Please transcribe the data below exactly. Leave the pictures out.

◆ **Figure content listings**
--------

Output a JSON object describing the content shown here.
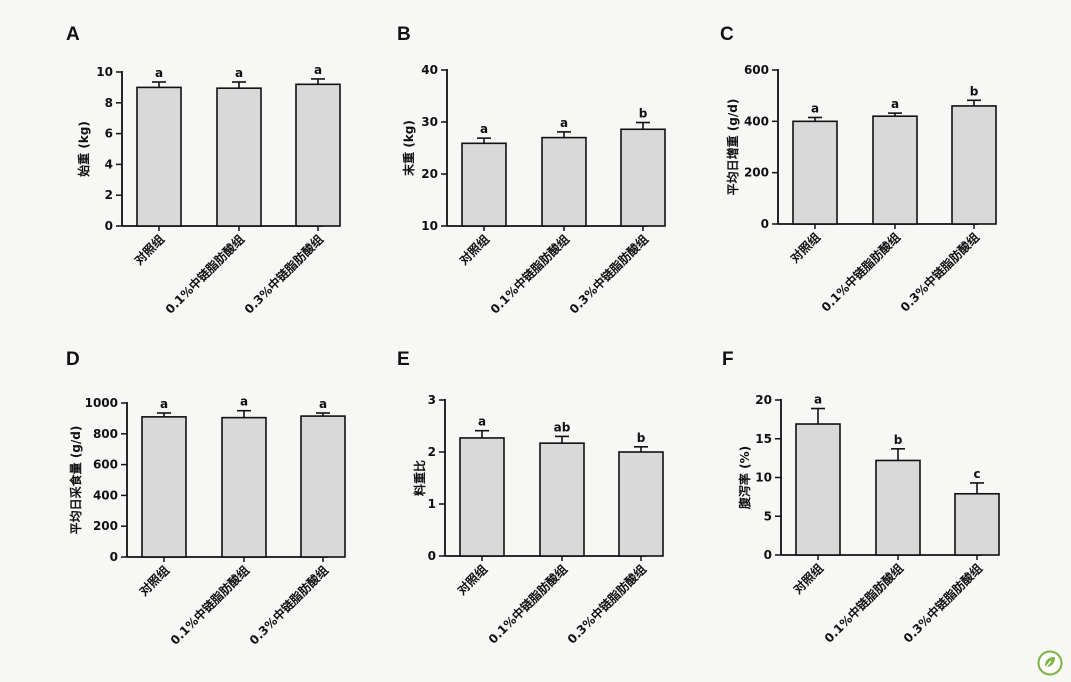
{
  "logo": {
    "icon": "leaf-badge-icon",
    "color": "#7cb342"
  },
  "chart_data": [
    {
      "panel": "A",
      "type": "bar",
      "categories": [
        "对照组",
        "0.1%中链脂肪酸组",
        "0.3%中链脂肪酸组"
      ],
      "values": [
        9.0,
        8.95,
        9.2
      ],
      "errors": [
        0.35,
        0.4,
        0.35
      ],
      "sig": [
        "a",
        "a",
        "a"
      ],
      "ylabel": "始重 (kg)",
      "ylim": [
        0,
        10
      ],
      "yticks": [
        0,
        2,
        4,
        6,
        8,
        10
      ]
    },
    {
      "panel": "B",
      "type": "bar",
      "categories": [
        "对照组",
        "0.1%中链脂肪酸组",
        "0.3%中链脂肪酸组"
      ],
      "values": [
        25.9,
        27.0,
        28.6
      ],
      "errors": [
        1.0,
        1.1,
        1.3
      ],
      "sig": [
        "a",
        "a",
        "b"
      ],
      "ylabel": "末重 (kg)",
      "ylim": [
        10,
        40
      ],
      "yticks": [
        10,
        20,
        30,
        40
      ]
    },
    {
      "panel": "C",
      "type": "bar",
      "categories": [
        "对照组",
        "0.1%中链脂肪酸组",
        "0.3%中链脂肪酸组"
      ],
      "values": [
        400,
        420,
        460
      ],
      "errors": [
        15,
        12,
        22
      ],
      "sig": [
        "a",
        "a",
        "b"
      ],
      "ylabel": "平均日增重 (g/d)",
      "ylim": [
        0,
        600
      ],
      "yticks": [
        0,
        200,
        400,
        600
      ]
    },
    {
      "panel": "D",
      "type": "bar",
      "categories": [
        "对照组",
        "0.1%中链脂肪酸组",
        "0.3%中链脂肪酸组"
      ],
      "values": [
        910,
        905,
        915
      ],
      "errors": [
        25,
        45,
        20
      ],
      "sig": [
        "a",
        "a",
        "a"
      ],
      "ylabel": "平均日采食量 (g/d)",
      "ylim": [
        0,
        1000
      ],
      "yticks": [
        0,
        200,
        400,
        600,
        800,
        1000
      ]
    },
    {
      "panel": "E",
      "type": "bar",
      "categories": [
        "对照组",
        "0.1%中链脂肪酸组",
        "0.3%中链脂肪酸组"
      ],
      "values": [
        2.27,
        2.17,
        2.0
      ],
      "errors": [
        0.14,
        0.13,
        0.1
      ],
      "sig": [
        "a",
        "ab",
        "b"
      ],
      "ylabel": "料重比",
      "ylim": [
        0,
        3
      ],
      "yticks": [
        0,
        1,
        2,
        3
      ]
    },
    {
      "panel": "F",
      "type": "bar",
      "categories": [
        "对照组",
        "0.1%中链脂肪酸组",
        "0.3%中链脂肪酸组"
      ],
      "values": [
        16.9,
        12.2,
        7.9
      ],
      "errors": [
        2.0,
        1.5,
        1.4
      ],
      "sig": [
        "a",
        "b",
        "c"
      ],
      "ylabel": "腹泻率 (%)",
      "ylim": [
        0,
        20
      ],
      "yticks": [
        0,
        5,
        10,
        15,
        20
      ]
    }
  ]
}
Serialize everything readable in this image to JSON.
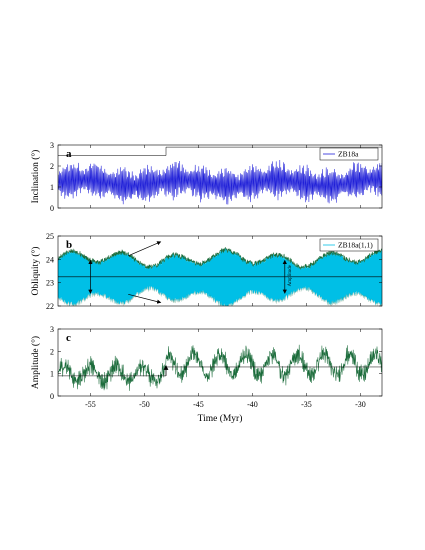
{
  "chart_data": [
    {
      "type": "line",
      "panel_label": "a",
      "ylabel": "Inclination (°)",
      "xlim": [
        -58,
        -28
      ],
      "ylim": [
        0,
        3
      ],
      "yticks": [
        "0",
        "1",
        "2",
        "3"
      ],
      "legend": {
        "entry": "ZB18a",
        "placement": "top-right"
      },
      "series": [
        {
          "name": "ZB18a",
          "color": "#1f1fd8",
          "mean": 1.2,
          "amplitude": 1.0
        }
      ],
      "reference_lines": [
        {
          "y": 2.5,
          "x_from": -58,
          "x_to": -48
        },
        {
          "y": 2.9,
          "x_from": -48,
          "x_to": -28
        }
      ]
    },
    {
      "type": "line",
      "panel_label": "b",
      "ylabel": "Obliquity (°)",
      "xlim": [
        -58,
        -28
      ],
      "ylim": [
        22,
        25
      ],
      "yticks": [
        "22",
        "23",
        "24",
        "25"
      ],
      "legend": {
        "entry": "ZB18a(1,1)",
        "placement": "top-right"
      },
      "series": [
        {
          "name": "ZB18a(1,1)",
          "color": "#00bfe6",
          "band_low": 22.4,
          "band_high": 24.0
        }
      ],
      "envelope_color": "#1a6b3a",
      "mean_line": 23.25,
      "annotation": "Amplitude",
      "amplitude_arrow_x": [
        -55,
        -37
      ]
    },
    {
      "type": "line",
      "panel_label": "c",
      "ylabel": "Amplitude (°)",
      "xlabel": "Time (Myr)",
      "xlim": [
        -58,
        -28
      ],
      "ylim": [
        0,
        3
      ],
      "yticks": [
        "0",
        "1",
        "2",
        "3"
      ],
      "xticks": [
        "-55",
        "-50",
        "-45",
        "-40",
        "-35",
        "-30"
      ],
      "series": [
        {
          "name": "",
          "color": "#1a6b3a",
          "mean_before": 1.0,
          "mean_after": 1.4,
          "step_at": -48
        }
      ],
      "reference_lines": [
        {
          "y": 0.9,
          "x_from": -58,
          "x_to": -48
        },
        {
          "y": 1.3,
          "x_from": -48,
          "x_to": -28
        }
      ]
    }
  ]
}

--------

◆ **Task result**
Output a JSON object describing the content shown here.
{
  "logo": {
    "icon": "leaf-badge-icon",
    "color": "#7cb342"
  },
  "chart_data": [
    {
      "panel": "A",
      "type": "bar",
      "categories": [
        "对照组",
        "0.1%中链脂肪酸组",
        "0.3%中链脂肪酸组"
      ],
      "values": [
        9.0,
        8.95,
        9.2
      ],
      "errors": [
        0.35,
        0.4,
        0.35
      ],
      "sig": [
        "a",
        "a",
        "a"
      ],
      "ylabel": "始重 (kg)",
      "ylim": [
        0,
        10
      ],
      "yticks": [
        0,
        2,
        4,
        6,
        8,
        10
      ]
    },
    {
      "panel": "B",
      "type": "bar",
      "categories": [
        "对照组",
        "0.1%中链脂肪酸组",
        "0.3%中链脂肪酸组"
      ],
      "values": [
        25.9,
        27.0,
        28.6
      ],
      "errors": [
        1.0,
        1.1,
        1.3
      ],
      "sig": [
        "a",
        "a",
        "b"
      ],
      "ylabel": "末重 (kg)",
      "ylim": [
        10,
        40
      ],
      "yticks": [
        10,
        20,
        30,
        40
      ]
    },
    {
      "panel": "C",
      "type": "bar",
      "categories": [
        "对照组",
        "0.1%中链脂肪酸组",
        "0.3%中链脂肪酸组"
      ],
      "values": [
        400,
        420,
        460
      ],
      "errors": [
        15,
        12,
        22
      ],
      "sig": [
        "a",
        "a",
        "b"
      ],
      "ylabel": "平均日增重 (g/d)",
      "ylim": [
        0,
        600
      ],
      "yticks": [
        0,
        200,
        400,
        600
      ]
    },
    {
      "panel": "D",
      "type": "bar",
      "categories": [
        "对照组",
        "0.1%中链脂肪酸组",
        "0.3%中链脂肪酸组"
      ],
      "values": [
        910,
        905,
        915
      ],
      "errors": [
        25,
        45,
        20
      ],
      "sig": [
        "a",
        "a",
        "a"
      ],
      "ylabel": "平均日采食量 (g/d)",
      "ylim": [
        0,
        1000
      ],
      "yticks": [
        0,
        200,
        400,
        600,
        800,
        1000
      ]
    },
    {
      "panel": "E",
      "type": "bar",
      "categories": [
        "对照组",
        "0.1%中链脂肪酸组",
        "0.3%中链脂肪酸组"
      ],
      "values": [
        2.27,
        2.17,
        2.0
      ],
      "errors": [
        0.14,
        0.13,
        0.1
      ],
      "sig": [
        "a",
        "ab",
        "b"
      ],
      "ylabel": "料重比",
      "ylim": [
        0,
        3
      ],
      "yticks": [
        0,
        1,
        2,
        3
      ]
    },
    {
      "panel": "F",
      "type": "bar",
      "categories": [
        "对照组",
        "0.1%中链脂肪酸组",
        "0.3%中链脂肪酸组"
      ],
      "values": [
        16.9,
        12.2,
        7.9
      ],
      "errors": [
        2.0,
        1.5,
        1.4
      ],
      "sig": [
        "a",
        "b",
        "c"
      ],
      "ylabel": "腹泻率 (%)",
      "ylim": [
        0,
        20
      ],
      "yticks": [
        0,
        5,
        10,
        15,
        20
      ]
    }
  ]
}
Serialize everything readable in this image to JSON.
{
  "chart_data": [
    {
      "type": "line",
      "panel_label": "a",
      "ylabel": "Inclination (°)",
      "xlim": [
        -58,
        -28
      ],
      "ylim": [
        0,
        3
      ],
      "yticks": [
        "0",
        "1",
        "2",
        "3"
      ],
      "legend": {
        "entry": "ZB18a",
        "placement": "top-right"
      },
      "series": [
        {
          "name": "ZB18a",
          "color": "#1f1fd8",
          "mean": 1.2,
          "amplitude": 1.0
        }
      ],
      "reference_lines": [
        {
          "y": 2.5,
          "x_from": -58,
          "x_to": -48
        },
        {
          "y": 2.9,
          "x_from": -48,
          "x_to": -28
        }
      ]
    },
    {
      "type": "line",
      "panel_label": "b",
      "ylabel": "Obliquity (°)",
      "xlim": [
        -58,
        -28
      ],
      "ylim": [
        22,
        25
      ],
      "yticks": [
        "22",
        "23",
        "24",
        "25"
      ],
      "legend": {
        "entry": "ZB18a(1,1)",
        "placement": "top-right"
      },
      "series": [
        {
          "name": "ZB18a(1,1)",
          "color": "#00bfe6",
          "band_low": 22.4,
          "band_high": 24.0
        }
      ],
      "envelope_color": "#1a6b3a",
      "mean_line": 23.25,
      "annotation": "Amplitude",
      "amplitude_arrow_x": [
        -55,
        -37
      ]
    },
    {
      "type": "line",
      "panel_label": "c",
      "ylabel": "Amplitude (°)",
      "xlabel": "Time (Myr)",
      "xlim": [
        -58,
        -28
      ],
      "ylim": [
        0,
        3
      ],
      "yticks": [
        "0",
        "1",
        "2",
        "3"
      ],
      "xticks": [
        "-55",
        "-50",
        "-45",
        "-40",
        "-35",
        "-30"
      ],
      "series": [
        {
          "name": "",
          "color": "#1a6b3a",
          "mean_before": 1.0,
          "mean_after": 1.4,
          "step_at": -48
        }
      ],
      "reference_lines": [
        {
          "y": 0.9,
          "x_from": -58,
          "x_to": -48
        },
        {
          "y": 1.3,
          "x_from": -48,
          "x_to": -28
        }
      ]
    }
  ]
}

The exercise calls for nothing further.